- _Entries_
((
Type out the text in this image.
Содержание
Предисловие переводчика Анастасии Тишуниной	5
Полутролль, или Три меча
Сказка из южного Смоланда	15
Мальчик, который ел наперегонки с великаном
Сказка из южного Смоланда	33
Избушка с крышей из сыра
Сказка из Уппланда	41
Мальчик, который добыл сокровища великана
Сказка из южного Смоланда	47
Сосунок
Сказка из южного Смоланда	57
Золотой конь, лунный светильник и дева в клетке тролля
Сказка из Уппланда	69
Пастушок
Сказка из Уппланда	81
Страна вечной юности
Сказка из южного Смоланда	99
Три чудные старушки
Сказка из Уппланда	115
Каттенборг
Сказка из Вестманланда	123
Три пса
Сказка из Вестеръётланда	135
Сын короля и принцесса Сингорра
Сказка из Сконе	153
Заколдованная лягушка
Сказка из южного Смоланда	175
))
In the entries above, find every line holding the word "южного" and copy it out.

- _The reply_
Сказка из южного Смоланда	15
Сказка из южного Смоланда	33
Сказка из южного Смоланда	47
Сказка из южного Смоланда	57
Сказка из южного Смоланда	99
Сказка из южного Смоланда	175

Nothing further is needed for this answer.